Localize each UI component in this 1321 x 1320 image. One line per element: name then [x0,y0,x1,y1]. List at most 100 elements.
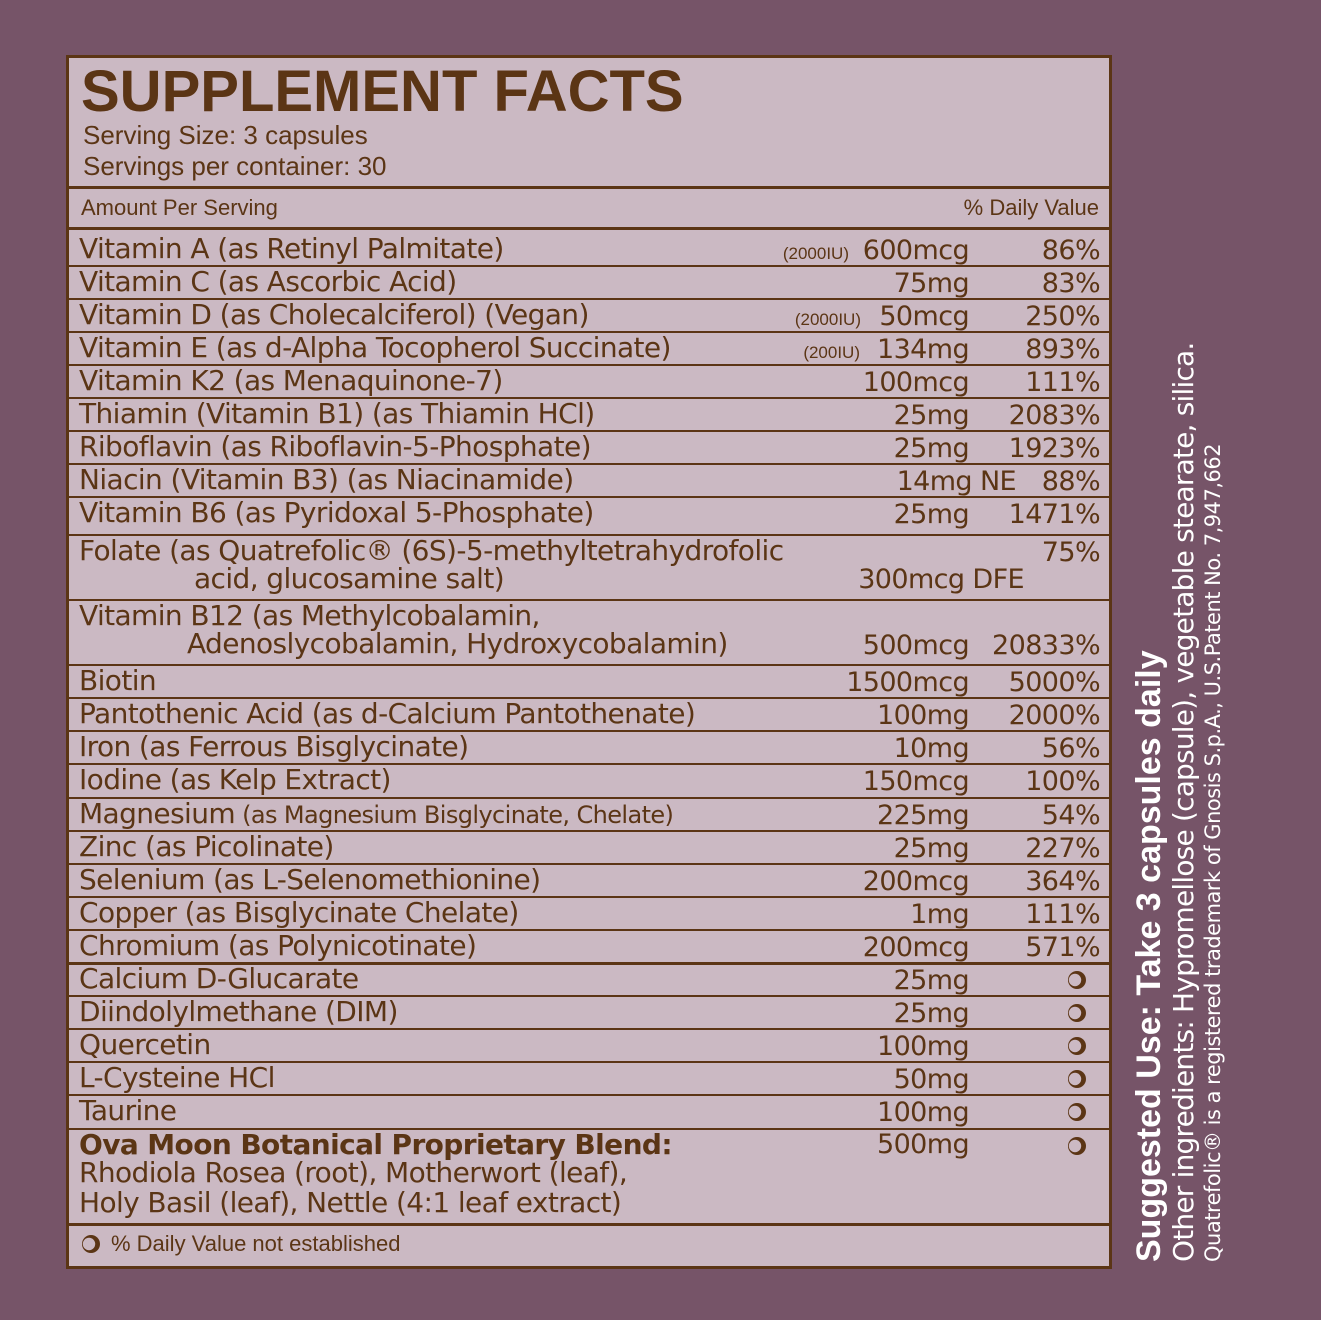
nutrient-name: Niacin (Vitamin B3) (as Niacinamide) [79,463,574,496]
nutrient-row: Vitamin A (as Retinyl Palmitate) (2000IU)… [69,233,1109,267]
row-divider [69,1094,1109,1096]
nutrient-name: Biotin [79,664,157,697]
crescent-moon-icon [1068,1137,1086,1155]
nutrient-name: Diindolylmethane (DIM) [79,995,398,1028]
nutrient-row: Chromium (as Polynicotinate) 200mcg 571% [69,930,1109,965]
nutrient-row: Vitamin E (as d-Alpha Tocopherol Succina… [69,331,1109,366]
daily-value: 88% [1041,466,1101,497]
crescent-moon-icon [1068,1037,1086,1055]
nutrient-row: Diindolylmethane (DIM) 25mg [69,995,1109,1030]
divider [69,227,1109,230]
nutrient-name: Magnesium (as Magnesium Bisglycinate, Ch… [79,797,674,830]
serving-size: Serving Size: 3 capsules [83,120,368,150]
nutrient-amount: 25mg [893,499,970,530]
nutrient-row: Niacin (Vitamin B3) (as Niacinamide) 14mg… [69,463,1109,498]
other-ingredients: Other ingredients: Hypromellose (capsule… [1167,342,1200,1262]
nutrient-amount: 600mcg [862,235,970,266]
nutrient-amount: 25mg [893,998,970,1029]
nutrient-name: Riboflavin (as Riboflavin-5-Phosphate) [79,430,592,463]
daily-value: 111% [1025,899,1100,930]
nutrient-row: L-Cysteine HCl 50mg [69,1061,1109,1096]
crescent-moon-icon [1068,1070,1086,1088]
daily-value: 1471% [1008,499,1101,530]
row-divider [69,697,1109,699]
row-divider [69,463,1109,465]
nutrient-row: Thiamin (Vitamin B1) (as Thiamin HCl) 25m… [69,398,1109,432]
daily-value: 571% [1025,932,1100,963]
nutrient-name-continued: Adenoslycobalamin, Hydroxycobalamin) [187,627,728,660]
nutrient-row: Zinc (as Picolinate) 25mg 227% [69,830,1109,865]
row-divider [69,364,1109,366]
nutrient-amount: 200mcg [862,932,970,963]
row-divider [69,599,1109,601]
nutrient-row: Vitamin K2 (as Menaquinone-7) 100mcg 111% [69,364,1109,399]
nutrient-amount: 10mg [893,733,970,764]
nutrient-name: Vitamin E (as d-Alpha Tocopherol Succina… [79,331,671,364]
nutrient-amount: 50mcg [879,301,969,332]
nutrient-source: (as Magnesium Bisglycinate, Chelate) [235,801,674,829]
nutrient-row: Iodine (as Kelp Extract) 150mcg 100% [69,764,1109,799]
nutrient-amount: 134mg [877,334,970,365]
crescent-moon-icon [1068,1004,1086,1022]
nutrient-name: Iron (as Ferrous Bisglycinate) [79,730,469,763]
row-divider [69,962,1109,965]
nutrient-row: Ova Moon Botanical Proprietary Blend: Rho… [69,1129,1109,1223]
daily-value: 83% [1041,268,1101,299]
suggested-use: Suggested Use: Take 3 capsules daily [1130,650,1168,1262]
nutrient-amount: 300mcg DFE [858,564,1024,595]
nutrient-name: Vitamin B12 (as Methylcobalamin, [79,599,540,632]
divider [69,1223,1109,1226]
nutrient-row: Riboflavin (as Riboflavin-5-Phosphate) 25… [69,430,1109,465]
daily-value: 86% [1041,235,1101,266]
daily-value: 250% [1025,301,1100,332]
nutrient-row: Vitamin B12 (as Methylcobalamin, Adenosly… [69,599,1109,666]
row-divider [69,797,1109,799]
nutrient-amount: 25mg [893,400,970,431]
daily-value: 1923% [1008,433,1101,464]
nutrient-row: Magnesium (as Magnesium Bisglycinate, Ch… [69,797,1109,832]
nutrient-row: Pantothenic Acid (as d-Calcium Pantothen… [69,697,1109,732]
row-divider [69,664,1109,666]
iu-value: (2000IU) [794,310,861,329]
row-divider [69,929,1109,931]
nutrient-row: Iron (as Ferrous Bisglycinate) 10mg 56% [69,730,1109,765]
nutrient-amount: 150mcg [862,766,970,797]
row-divider [69,397,1109,399]
row-divider [69,496,1109,498]
nutrient-amount: 25mg [893,833,970,864]
row-divider [69,298,1109,300]
daily-value: 893% [1025,334,1100,365]
nutrient-amount: 25mg [893,433,970,464]
nutrient-name: Calcium D-Glucarate [79,962,359,995]
row-divider [69,995,1109,997]
nutrient-amount: 100mcg [862,367,970,398]
nutrient-name: Selenium (as L-Selenomethionine) [79,863,541,896]
nutrient-name: Vitamin D (as Cholecalciferol) (Vegan) [79,298,589,331]
nutrient-name: L-Cysteine HCl [79,1061,275,1094]
nutrient-amount: 25mg [893,965,970,996]
crescent-moon-icon [82,1235,100,1253]
nutrient-amount: 225mg [877,800,970,831]
daily-value: 2083% [1008,400,1101,431]
row-divider [69,730,1109,732]
nutrient-name: Zinc (as Picolinate) [79,830,334,863]
nutrient-amount: 100mg [877,700,970,731]
nutrient-name: Taurine [79,1094,177,1127]
row-divider [69,1028,1109,1030]
nutrient-row: Taurine 100mg [69,1094,1109,1130]
row-divider [69,1128,1109,1130]
servings-per-container: Servings per container: 30 [83,151,387,181]
panel-title: SUPPLEMENT FACTS [81,59,684,124]
nutrient-name: Vitamin K2 (as Menaquinone-7) [79,364,503,397]
nutrient-row: Folate (as Quatrefolic® (6S)-5-methyltet… [69,535,1109,601]
nutrient-name: Copper (as Bisglycinate Chelate) [79,896,519,929]
daily-value: 54% [1041,800,1101,831]
side-text: Suggested Use: Take 3 capsules daily Oth… [1130,342,1226,1262]
nutrient-row: Vitamin C (as Ascorbic Acid) 75mg 83% [69,266,1109,300]
iu-value: (200IU) [803,343,860,362]
nutrient-row: Quercetin 100mg [69,1029,1109,1063]
nutrient-name: Pantothenic Acid (as d-Calcium Pantothen… [79,697,696,730]
nutrient-row: Biotin 1500mcg 5000% [69,664,1109,699]
daily-value: 20833% [992,630,1101,661]
daily-value: 100% [1025,766,1100,797]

- What is being asked -
Print the entries that run from the line containing "nutrient-name: Niacin (Vitamin" through the line containing "divider [69,227,1109,230]", keeping every character of each line unchanged.

- Answer for this exercise -
nutrient-name: Niacin (Vitamin B3) (as Niacinamide) [79,463,574,496]
nutrient-row: Vitamin A (as Retinyl Palmitate) (2000IU)… [69,233,1109,267]
row-divider [69,1094,1109,1096]
nutrient-name: Biotin [79,664,157,697]
crescent-moon-icon [1068,1137,1086,1155]
nutrient-name: Diindolylmethane (DIM) [79,995,398,1028]
nutrient-row: Chromium (as Polynicotinate) 200mcg 571% [69,930,1109,965]
nutrient-row: Vitamin E (as d-Alpha Tocopherol Succina… [69,331,1109,366]
daily-value: 88% [1041,466,1101,497]
crescent-moon-icon [1068,1037,1086,1055]
nutrient-row: Diindolylmethane (DIM) 25mg [69,995,1109,1030]
divider [69,227,1109,230]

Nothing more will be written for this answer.